TASK TO COMPLETE: Copy each line in which the string "anderen" occurs.

DATASET CONTENT:
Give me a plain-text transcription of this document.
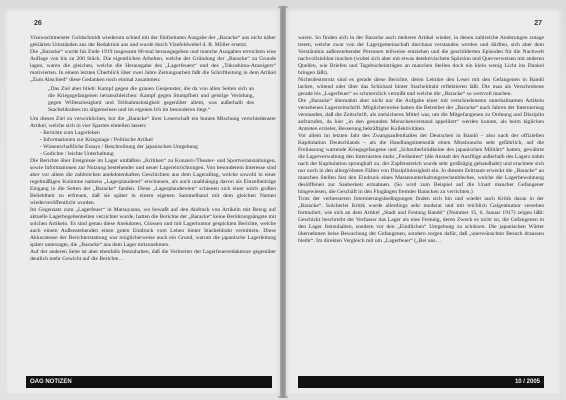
26

Vizewachtmeister Goldschmidt wiederum schied mit der fünfzehnten Ausgabe der „Baracke“ aus nicht näher geklärten Umständen aus der Redaktion aus und wurde durch Vizefeldwebel d. R. Möller ersetzt.

Die „Baracke“ wurde bis Ende 1919 insgesamt 86-mal herausgegeben und manche Ausgaben erreichten eine Auflage von bis zu 200 Stück. Die eigentlichen Arbeiten, welche der Gründung der „Baracke“ zu Grunde lagen, waren die gleichen, welche die Herausgabe des „Lagerfeuers“ und des „Tokushima-Anzeigers“ motivierten. In einem letzten Überblick über zwei Jahre Zeitungsarbeit faßt die Schriftleitung in dem Artikel „Zum Abschied“ diese Gedanken noch einmal zusammen:

„Das Ziel aber blieb: Kampf gegen die grauen Gespenster, die da von allen Seiten sich an die Kriegsgefangenen heranschleichen: Kampf gegen Stumpfheit und geistige Verödung, gegen Willenslosigkeit und Teilnahmslosigkeit gegenüber allem, was außerhalb des Stacheldrahtes im allgemeinen und im eigenen Ich im besonderen liegt.“

Um dieses Ziel zu verwirklichen, bot die „Baracke“ ihrer Leserschaft ein buntes Mischung verschiedenster Artikel, welche sich in vier Sparten einteilen lassen:

- Berichte zum Lagerleben
- Informationen zur Kriegslage / Politische Artikel
- Wissenschaftliche Essays / Beschreibung der japanischen Umgebung
- Gedichte / leichte Unterhaltung

Die Berichte über Ereignisse im Lager umfaßten „Kritiken“ zu Konzert-/Theater- und Sportveranstaltungen, sowie Informationen zur Nutzung bestehender und neuer Lagereinrichtungen. Von besonderem Interesse sind aber vor allem die zahlreichen anekdotenhaften Geschichten aus dem Lageralltag, welche sowohl in einer regelmäßigen Kolumne namens „Lagerplauderei“ erschienen, als auch unabhängig davon als Einzelbeiträge Eingang in die Seiten der „Baracke“ fanden. Diese „Lagerplaudereien“ schienen sich einer solch großen Beliebtheit zu erfreuen, daß sie später in einem eigenen Sammelband mit dem gleichen Namen wiederveröffentlicht wurden.

Im Gegensatz zum „Lagerfeuer“ in Matsuyama, wo bewußt auf den Abdruck von Artikeln mit Bezug auf aktuelle Lagerbegebenheiten verzichtet wurde, hatten die Berichte der „Baracke“ keine Berührungsängste mit solchen Artikeln. Es sind genau diese Anekdoten, Glossen und mit Lagerhumor gespickten Berichte, welche auch einem Außenstehenden einen guten Eindruck vom Leben hinter Stacheldraht vermitteln. Diese Akkuratesse der Berichterstattung war möglicherweise auch ein Grund, warum die japanische Lagerleitung später untersagte, die „Baracke“ aus dem Lager mitzunehmen.

Auf der anderen Seite ist aber ebenfalls festzuhalten, daß die Verbreiter der Lagerfeuerredakteure gegenüber deutlich mehr Gewicht auf die Berichte…

OAG NOTIZEN
27

waren. So finden sich in der Baracke auch mehrere Artikel wieder, in denen zahlreiche Anderungen zutage treten, welche zwar von der Lagergemeinschaft durchaus verstanden werden und dürften, sich aber dem Verständnis außenstehender Personen teilweise entziehen und die geschilderten Episoden für die Nachwelt nachvollziehbar machen (wobei sich aber mit etwas detektivischem Spürsinn und Querverweisen mit anderen Quellen, wie Briefen und Tagebucheinträgen an manchen Stellen doch ein klein wenig Licht ins Dunkel bringen läßt).

Nichtsdestotrotz sind es gerade diese Berichte, deren Lektüre den Leser mit den Gefangenen in Bandō lachen, wütend oder über das Schicksal hinter Stacheldraht reflektieren läßt. Die man als Verschrobene gerade bis „Lagerfeuer“ so schmerzlich vermißt und welche die „Baracke“ so wertvoll machen.

Die „Baracke“ übernahm aber nicht nur die Aufgabe einer mit verschiedensten unterhaltsamen Artikeln versehenen Lagerzeitschrift. Möglicherweise hatten die Betreiber der „Baracke“ nach Jahren der Internierung verstanden, daß die Zeitschrift, als zielsicheres Mittel war, um die Mitgefangenen zu Ordnung und Disziplin aufzurufen, da hier „in den gesunden Menschenverstand appelliert“ werden konnte, als beim täglichen Antreten erzieler, Besserung bekräftigter Kollektivitäten.

Vor allem im letzten Jahr des Zwangsaufenthaltes der Deutschen in Bandō – also nach der offiziellen Kapitulation Deutschlands – als die Handlungsintensität einen Missbrauchs sehr gefährlich, auf die Freilassung wartende Kriegsgefangene und „Schnuberbrüdkeine des japanischen Militärs“ hatten, gewährte die Lagerverwaltung den Internierten mehr „Freiheiten“ (die Anstalt der Ausflüge außerhalb des Lagers nahm nach der Kapitulation sprunghaft zu, der Zapfenstreich wurde sehr großzügig gehandhabt) und erachtete sich nur noch in den allergröbsten Fällen von Disziplinlosigkeit ein. In diesem Zeitraum erweckt die „Baracke“ an manchen Stellen fast den Eindruck eines Massenunterhaltungsrechenbleches, welche die Lagerbewohnung desölffenen zur Sauberkeit ermahnen. (So wird zum Beispiel auf die Unart mancher Gefangener hingewiesen, die Geschäft in den Fingängen fremder Baracken zu verrichten.)

Trotz der verbesserten Internierungsbedingungen finden sich hin und wieder auch Kritik daran in der „Baracke“. Solcherlei Kritik wurde allerdings sehr moderat und mit reichlich Galgenhumor versehen formuliert, wie sich an dem Artikel „Stadt und Festung Bandō“ (Nummer 15, 6. Januar 1917) zeigen läßt: Geschickt beschreibt der Verfasser das Lager als eine Festung, deren Zweck es nicht ist, die Gefangenen in den Lager festzuhalten, sondern vor den „Eindlichen“ Umgebung zu schützen. Die japanischen Wärter übernehmen heise Bewachung der Gefangenen, sondern sorgen dafür, daß „unerwünschter Besuch draussen bleibt“. Im direkten Vergleich mit um „Lagerfeuer“ („Bei uns…

10 / 2005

TASK RESULT:
Auf der anderen Seite ist aber ebenfalls festzuhalten, daß die Verbreiter der Lagerfeuerredakteure gegenüber deutlich mehr Gewicht auf die Berichte…
waren. So finden sich in der Baracke auch mehrere Artikel wieder, in denen zahlreiche Anderungen zutage treten, welche zwar von der Lagergemeinschaft durchaus verstanden werden und dürften, sich aber dem Verständnis außenstehender Personen teilweise entziehen und die geschilderten Episoden für die Nachwelt nachvollziehbar machen (wobei sich aber mit etwas detektivischem Spürsinn und Querverweisen mit anderen Quellen, wie Briefen und Tagebucheinträgen an manchen Stellen doch ein klein wenig Licht ins Dunkel bringen läßt).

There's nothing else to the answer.